▶ [INSTRUCTIONS TO FOLLOW]: Reproduce each line exactly.

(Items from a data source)
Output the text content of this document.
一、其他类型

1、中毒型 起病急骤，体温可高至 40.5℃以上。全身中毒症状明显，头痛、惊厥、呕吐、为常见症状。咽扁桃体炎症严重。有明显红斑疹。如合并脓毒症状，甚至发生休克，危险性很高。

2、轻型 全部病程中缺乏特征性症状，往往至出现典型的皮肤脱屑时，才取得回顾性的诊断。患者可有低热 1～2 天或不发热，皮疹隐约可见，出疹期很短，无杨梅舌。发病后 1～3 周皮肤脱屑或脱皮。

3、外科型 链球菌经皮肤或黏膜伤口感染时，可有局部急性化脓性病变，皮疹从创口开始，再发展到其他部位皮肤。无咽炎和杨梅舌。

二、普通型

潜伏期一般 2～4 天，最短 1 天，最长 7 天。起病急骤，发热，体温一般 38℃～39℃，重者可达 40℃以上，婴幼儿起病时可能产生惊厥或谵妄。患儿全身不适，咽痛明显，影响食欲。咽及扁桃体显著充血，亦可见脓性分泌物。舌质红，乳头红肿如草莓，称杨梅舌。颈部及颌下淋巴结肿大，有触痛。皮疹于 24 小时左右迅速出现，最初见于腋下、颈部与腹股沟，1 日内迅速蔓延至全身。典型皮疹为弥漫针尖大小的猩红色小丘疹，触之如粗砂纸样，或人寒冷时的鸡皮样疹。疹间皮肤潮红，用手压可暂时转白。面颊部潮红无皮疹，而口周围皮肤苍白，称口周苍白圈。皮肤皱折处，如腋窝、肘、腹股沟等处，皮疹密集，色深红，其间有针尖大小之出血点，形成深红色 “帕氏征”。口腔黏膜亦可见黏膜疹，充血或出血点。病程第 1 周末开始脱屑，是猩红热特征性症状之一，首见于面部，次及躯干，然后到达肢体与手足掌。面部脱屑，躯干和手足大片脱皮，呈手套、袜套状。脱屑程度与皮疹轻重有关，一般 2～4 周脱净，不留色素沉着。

▶ [EXERCISE RESPONSE]:
Output the text content of this document.
一、其他类型

1、中毒型 起病急骤，体温可高至 40.5℃以上。全身中毒症状明显，头痛、惊厥、呕吐、为常见症状。咽扁桃体炎症严重。有明显红斑疹。如合并脓毒症状，甚至发生休克，危险性很高。

2、轻型 全部病程中缺乏特征性症状，往往至出现典型的皮肤脱屑时，才取得回顾性的诊断。患者可有低热 1～2 天或不发热，皮疹隐约可见，出疹期很短，无杨梅舌。发病后 1～3 周皮肤脱屑或脱皮。

3、外科型 链球菌经皮肤或黏膜伤口感染时，可有局部急性化脓性病变，皮疹从创口开始，再发展到其他部位皮肤。无咽炎和杨梅舌。

二、普通型

潜伏期一般 2～4 天，最短 1 天，最长 7 天。起病急骤，发热，体温一般 38℃～39℃，重者可达 40℃以上，婴幼儿起病时可能产生惊厥或谵妄。患儿全身不适，咽痛明显，影响食欲。咽及扁桃体显著充血，亦可见脓性分泌物。舌质红，乳头红肿如草莓，称杨梅舌。颈部及颌下淋巴结肿大，有触痛。皮疹于 24 小时左右迅速出现，最初见于腋下、颈部与腹股沟，1 日内迅速蔓延至全身。典型皮疹为弥漫针尖大小的猩红色小丘疹，触之如粗砂纸样，或人寒冷时的鸡皮样疹。疹间皮肤潮红，用手压可暂时转白。面颊部潮红无皮疹，而口周围皮肤苍白，称口周苍白圈。皮肤皱折处，如腋窝、肘、腹股沟等处，皮疹密集，色深红，其间有针尖大小之出血点，形成深红色 “帕氏征”。口腔黏膜亦可见黏膜疹，充血或出血点。病程第 1 周末开始脱屑，是猩红热特征性症状之一，首见于面部，次及躯干，然后到达肢体与手足掌。面部脱屑，躯干和手足大片脱皮，呈手套、袜套状。脱屑程度与皮疹轻重有关，一般 2～4 周脱净，不留色素沉着。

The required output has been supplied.